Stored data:

========================================

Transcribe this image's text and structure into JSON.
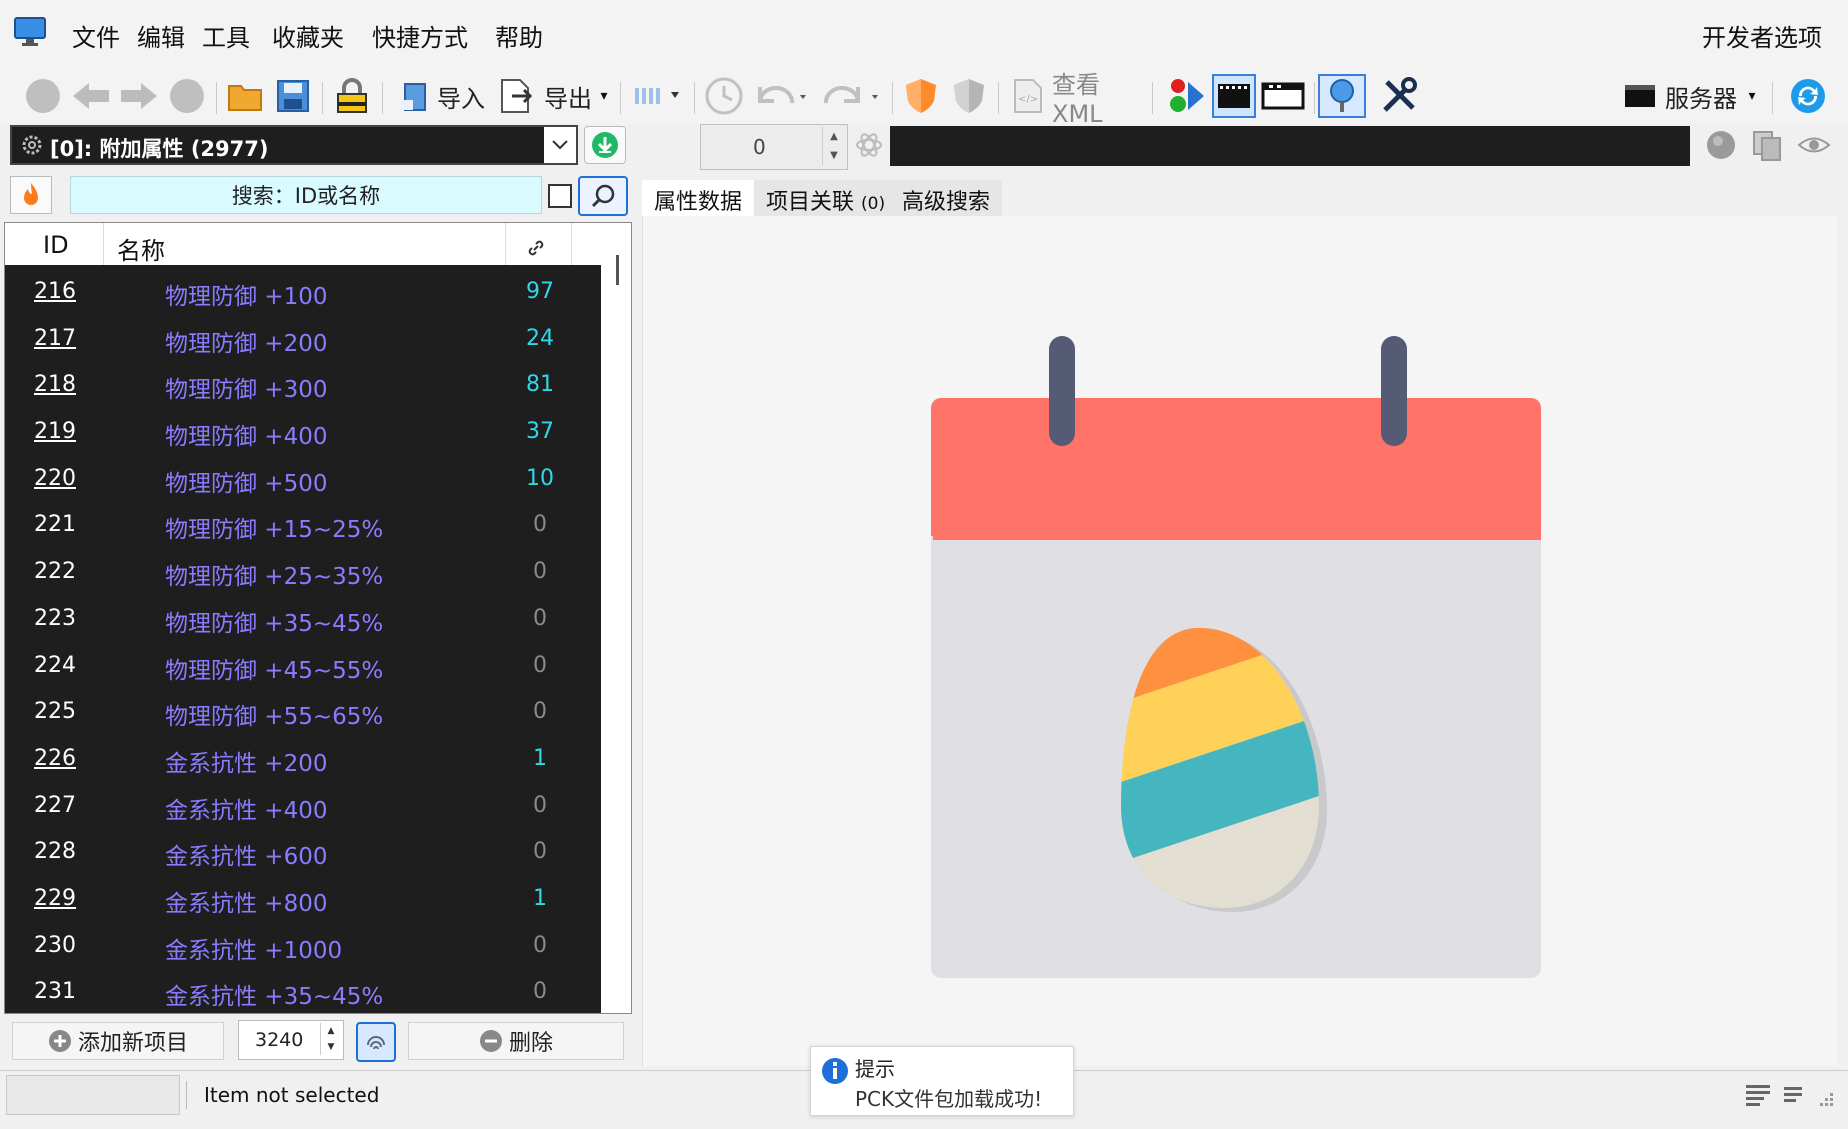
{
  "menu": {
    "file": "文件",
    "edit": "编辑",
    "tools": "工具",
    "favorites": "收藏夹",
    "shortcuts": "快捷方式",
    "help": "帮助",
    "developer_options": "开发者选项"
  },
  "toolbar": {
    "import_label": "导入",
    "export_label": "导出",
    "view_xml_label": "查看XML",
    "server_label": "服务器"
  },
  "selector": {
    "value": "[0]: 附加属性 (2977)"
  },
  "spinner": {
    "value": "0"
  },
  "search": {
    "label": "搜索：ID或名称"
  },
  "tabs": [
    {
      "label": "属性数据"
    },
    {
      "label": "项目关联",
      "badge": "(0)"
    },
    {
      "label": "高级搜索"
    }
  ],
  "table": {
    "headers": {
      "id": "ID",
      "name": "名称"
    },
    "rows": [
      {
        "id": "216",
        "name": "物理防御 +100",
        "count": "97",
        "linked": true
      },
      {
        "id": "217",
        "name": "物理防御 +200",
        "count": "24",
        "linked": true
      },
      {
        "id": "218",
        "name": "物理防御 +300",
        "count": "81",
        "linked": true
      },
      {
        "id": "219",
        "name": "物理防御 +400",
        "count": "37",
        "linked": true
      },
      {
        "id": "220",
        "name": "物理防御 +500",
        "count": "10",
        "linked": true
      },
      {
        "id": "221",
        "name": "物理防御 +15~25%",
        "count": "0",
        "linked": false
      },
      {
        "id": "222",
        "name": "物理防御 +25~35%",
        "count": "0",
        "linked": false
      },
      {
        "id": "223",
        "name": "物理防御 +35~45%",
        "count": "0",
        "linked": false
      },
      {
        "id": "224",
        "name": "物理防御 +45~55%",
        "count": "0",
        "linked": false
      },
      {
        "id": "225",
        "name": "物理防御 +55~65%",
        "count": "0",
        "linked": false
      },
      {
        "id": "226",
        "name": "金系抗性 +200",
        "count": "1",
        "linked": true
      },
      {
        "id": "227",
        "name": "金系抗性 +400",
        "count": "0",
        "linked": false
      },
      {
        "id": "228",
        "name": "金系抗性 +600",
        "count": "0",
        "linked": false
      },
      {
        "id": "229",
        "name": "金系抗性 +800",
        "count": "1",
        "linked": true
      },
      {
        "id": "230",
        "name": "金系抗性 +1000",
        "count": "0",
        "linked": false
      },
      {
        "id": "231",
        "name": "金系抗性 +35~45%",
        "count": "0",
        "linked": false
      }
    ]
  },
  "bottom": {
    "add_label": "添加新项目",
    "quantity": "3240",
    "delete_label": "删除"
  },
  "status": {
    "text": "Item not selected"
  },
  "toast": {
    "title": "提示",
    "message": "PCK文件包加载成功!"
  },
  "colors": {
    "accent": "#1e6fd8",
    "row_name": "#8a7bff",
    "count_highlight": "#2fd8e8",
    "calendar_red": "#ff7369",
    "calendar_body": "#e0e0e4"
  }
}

========================================

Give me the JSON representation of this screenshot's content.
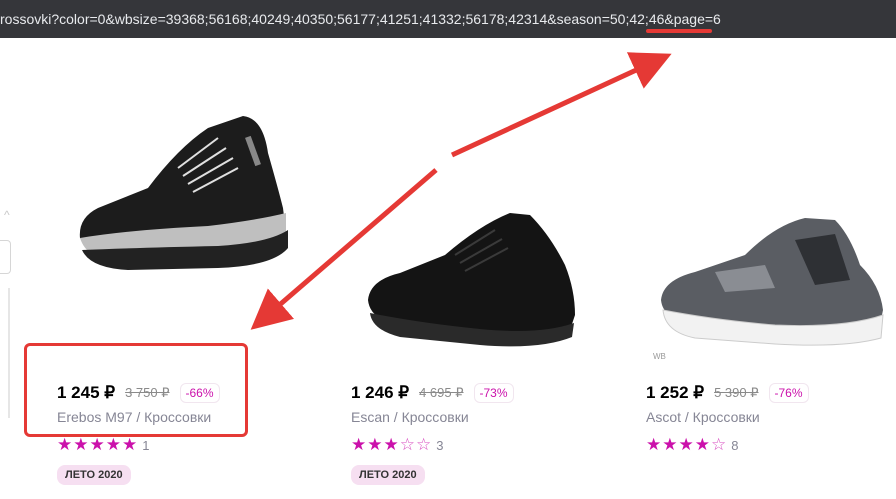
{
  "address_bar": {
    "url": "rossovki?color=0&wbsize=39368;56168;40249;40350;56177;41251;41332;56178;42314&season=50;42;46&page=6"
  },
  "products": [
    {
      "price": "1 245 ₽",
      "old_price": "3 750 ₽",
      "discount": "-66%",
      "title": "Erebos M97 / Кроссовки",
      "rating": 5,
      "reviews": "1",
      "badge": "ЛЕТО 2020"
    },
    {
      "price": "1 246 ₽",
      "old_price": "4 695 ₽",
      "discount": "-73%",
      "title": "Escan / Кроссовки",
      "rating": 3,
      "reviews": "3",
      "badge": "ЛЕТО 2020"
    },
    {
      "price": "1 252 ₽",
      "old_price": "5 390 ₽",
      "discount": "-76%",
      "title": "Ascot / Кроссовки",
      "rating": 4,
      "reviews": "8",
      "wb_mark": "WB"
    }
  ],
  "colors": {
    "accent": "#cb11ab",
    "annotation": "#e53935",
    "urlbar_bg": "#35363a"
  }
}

========================================

▶ [Exercise prompt] What is the number of lines in the records that contain the string "金系抗性"? Give only that number.

▶ [Reply to the exercise] 6